### Records for the task
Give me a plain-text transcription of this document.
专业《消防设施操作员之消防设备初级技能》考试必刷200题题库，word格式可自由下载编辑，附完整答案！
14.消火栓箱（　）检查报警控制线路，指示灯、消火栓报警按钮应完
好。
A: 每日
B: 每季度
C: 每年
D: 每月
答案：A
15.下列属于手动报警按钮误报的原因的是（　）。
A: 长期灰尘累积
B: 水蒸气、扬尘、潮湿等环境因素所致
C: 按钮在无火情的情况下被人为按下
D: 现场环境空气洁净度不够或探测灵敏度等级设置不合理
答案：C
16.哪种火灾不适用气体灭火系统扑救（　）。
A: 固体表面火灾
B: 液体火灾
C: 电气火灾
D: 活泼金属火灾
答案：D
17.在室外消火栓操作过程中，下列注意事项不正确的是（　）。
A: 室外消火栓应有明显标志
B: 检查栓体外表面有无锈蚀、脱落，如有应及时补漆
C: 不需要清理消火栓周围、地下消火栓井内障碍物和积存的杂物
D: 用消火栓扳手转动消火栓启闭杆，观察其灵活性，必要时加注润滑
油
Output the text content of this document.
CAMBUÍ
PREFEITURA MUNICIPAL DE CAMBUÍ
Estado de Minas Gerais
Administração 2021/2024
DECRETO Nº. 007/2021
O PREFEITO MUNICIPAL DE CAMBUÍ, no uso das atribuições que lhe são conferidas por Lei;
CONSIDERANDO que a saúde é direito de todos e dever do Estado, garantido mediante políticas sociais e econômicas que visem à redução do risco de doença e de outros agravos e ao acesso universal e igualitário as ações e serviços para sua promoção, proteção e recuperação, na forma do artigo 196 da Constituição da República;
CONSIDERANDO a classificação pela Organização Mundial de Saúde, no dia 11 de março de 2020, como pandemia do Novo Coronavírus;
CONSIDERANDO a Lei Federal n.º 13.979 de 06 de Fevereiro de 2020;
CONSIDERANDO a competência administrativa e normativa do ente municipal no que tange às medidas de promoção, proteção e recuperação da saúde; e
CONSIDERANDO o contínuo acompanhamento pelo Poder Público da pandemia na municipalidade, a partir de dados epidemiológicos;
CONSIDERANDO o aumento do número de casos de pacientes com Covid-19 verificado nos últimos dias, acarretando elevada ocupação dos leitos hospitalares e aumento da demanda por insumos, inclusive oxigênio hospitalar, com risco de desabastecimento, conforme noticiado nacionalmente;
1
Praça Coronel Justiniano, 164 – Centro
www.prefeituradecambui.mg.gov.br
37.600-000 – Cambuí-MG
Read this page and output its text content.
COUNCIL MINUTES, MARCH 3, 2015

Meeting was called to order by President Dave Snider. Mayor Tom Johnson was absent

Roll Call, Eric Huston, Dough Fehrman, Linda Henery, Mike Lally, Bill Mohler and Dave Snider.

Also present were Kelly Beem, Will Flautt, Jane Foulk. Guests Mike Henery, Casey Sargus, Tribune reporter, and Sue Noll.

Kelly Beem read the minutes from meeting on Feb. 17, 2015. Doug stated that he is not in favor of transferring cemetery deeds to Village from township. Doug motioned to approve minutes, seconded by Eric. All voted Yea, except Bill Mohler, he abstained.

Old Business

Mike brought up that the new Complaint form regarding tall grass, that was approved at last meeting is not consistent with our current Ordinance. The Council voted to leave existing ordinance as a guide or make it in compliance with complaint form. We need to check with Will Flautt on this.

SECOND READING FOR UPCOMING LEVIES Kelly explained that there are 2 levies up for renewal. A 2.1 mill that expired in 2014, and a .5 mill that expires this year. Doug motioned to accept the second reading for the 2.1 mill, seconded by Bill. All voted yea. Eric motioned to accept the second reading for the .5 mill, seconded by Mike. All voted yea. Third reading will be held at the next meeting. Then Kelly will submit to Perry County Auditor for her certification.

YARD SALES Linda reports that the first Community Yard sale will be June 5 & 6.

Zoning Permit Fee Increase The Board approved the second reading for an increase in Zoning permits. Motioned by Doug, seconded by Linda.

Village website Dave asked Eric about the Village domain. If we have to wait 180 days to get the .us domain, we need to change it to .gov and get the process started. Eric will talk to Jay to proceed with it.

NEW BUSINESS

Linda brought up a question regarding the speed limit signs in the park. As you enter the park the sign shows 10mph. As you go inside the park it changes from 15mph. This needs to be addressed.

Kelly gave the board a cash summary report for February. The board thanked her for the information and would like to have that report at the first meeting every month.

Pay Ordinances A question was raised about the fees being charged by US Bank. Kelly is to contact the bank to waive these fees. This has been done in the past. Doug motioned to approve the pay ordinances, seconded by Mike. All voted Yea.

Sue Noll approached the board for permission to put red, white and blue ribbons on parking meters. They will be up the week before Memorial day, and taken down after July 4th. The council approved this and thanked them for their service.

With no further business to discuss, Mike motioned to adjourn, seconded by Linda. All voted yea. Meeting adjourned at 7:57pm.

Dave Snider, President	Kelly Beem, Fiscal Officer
######
* **Short exercise**
Go back to the listing above and please repeat it exactly.

* **Completed task**
Give me a plain-text transcription of this document.
专业《消防设施操作员之消防设备初级技能》考试必刷200题题库，word格式可自由下载编辑，附完整答案！
14.消火栓箱（　）检查报警控制线路，指示灯、消火栓报警按钮应完
好。
A: 每日
B: 每季度
C: 每年
D: 每月
答案：A
15.下列属于手动报警按钮误报的原因的是（　）。
A: 长期灰尘累积
B: 水蒸气、扬尘、潮湿等环境因素所致
C: 按钮在无火情的情况下被人为按下
D: 现场环境空气洁净度不够或探测灵敏度等级设置不合理
答案：C
16.哪种火灾不适用气体灭火系统扑救（　）。
A: 固体表面火灾
B: 液体火灾
C: 电气火灾
D: 活泼金属火灾
答案：D
17.在室外消火栓操作过程中，下列注意事项不正确的是（　）。
A: 室外消火栓应有明显标志
B: 检查栓体外表面有无锈蚀、脱落，如有应及时补漆
C: 不需要清理消火栓周围、地下消火栓井内障碍物和积存的杂物
D: 用消火栓扳手转动消火栓启闭杆，观察其灵活性，必要时加注润滑
油
Output the text content of this document.
CAMBUÍ
PREFEITURA MUNICIPAL DE CAMBUÍ
Estado de Minas Gerais
Administração 2021/2024
DECRETO Nº. 007/2021
O PREFEITO MUNICIPAL DE CAMBUÍ, no uso das atribuições que lhe são conferidas por Lei;
CONSIDERANDO que a saúde é direito de todos e dever do Estado, garantido mediante políticas sociais e econômicas que visem à redução do risco de doença e de outros agravos e ao acesso universal e igualitário as ações e serviços para sua promoção, proteção e recuperação, na forma do artigo 196 da Constituição da República;
CONSIDERANDO a classificação pela Organização Mundial de Saúde, no dia 11 de março de 2020, como pandemia do Novo Coronavírus;
CONSIDERANDO a Lei Federal n.º 13.979 de 06 de Fevereiro de 2020;
CONSIDERANDO a competência administrativa e normativa do ente municipal no que tange às medidas de promoção, proteção e recuperação da saúde; e
CONSIDERANDO o contínuo acompanhamento pelo Poder Público da pandemia na municipalidade, a partir de dados epidemiológicos;
CONSIDERANDO o aumento do número de casos de pacientes com Covid-19 verificado nos últimos dias, acarretando elevada ocupação dos leitos hospitalares e aumento da demanda por insumos, inclusive oxigênio hospitalar, com risco de desabastecimento, conforme noticiado nacionalmente;
1
Praça Coronel Justiniano, 164 – Centro
www.prefeituradecambui.mg.gov.br
37.600-000 – Cambuí-MG
Read this page and output its text content.
COUNCIL MINUTES, MARCH 3, 2015

Meeting was called to order by President Dave Snider. Mayor Tom Johnson was absent

Roll Call, Eric Huston, Dough Fehrman, Linda Henery, Mike Lally, Bill Mohler and Dave Snider.

Also present were Kelly Beem, Will Flautt, Jane Foulk. Guests Mike Henery, Casey Sargus, Tribune reporter, and Sue Noll.

Kelly Beem read the minutes from meeting on Feb. 17, 2015. Doug stated that he is not in favor of transferring cemetery deeds to Village from township. Doug motioned to approve minutes, seconded by Eric. All voted Yea, except Bill Mohler, he abstained.

Old Business

Mike brought up that the new Complaint form regarding tall grass, that was approved at last meeting is not consistent with our current Ordinance. The Council voted to leave existing ordinance as a guide or make it in compliance with complaint form. We need to check with Will Flautt on this.

SECOND READING FOR UPCOMING LEVIES Kelly explained that there are 2 levies up for renewal. A 2.1 mill that expired in 2014, and a .5 mill that expires this year. Doug motioned to accept the second reading for the 2.1 mill, seconded by Bill. All voted yea. Eric motioned to accept the second reading for the .5 mill, seconded by Mike. All voted yea. Third reading will be held at the next meeting. Then Kelly will submit to Perry County Auditor for her certification.

YARD SALES Linda reports that the first Community Yard sale will be June 5 & 6.

Zoning Permit Fee Increase The Board approved the second reading for an increase in Zoning permits. Motioned by Doug, seconded by Linda.

Village website Dave asked Eric about the Village domain. If we have to wait 180 days to get the .us domain, we need to change it to .gov and get the process started. Eric will talk to Jay to proceed with it.

NEW BUSINESS

Linda brought up a question regarding the speed limit signs in the park. As you enter the park the sign shows 10mph. As you go inside the park it changes from 15mph. This needs to be addressed.

Kelly gave the board a cash summary report for February. The board thanked her for the information and would like to have that report at the first meeting every month.

Pay Ordinances A question was raised about the fees being charged by US Bank. Kelly is to contact the bank to waive these fees. This has been done in the past. Doug motioned to approve the pay ordinances, seconded by Mike. All voted Yea.

Sue Noll approached the board for permission to put red, white and blue ribbons on parking meters. They will be up the week before Memorial day, and taken down after July 4th. The council approved this and thanked them for their service.

With no further business to discuss, Mike motioned to adjourn, seconded by Linda. All voted yea. Meeting adjourned at 7:57pm.

Dave Snider, President	Kelly Beem, Fiscal Officer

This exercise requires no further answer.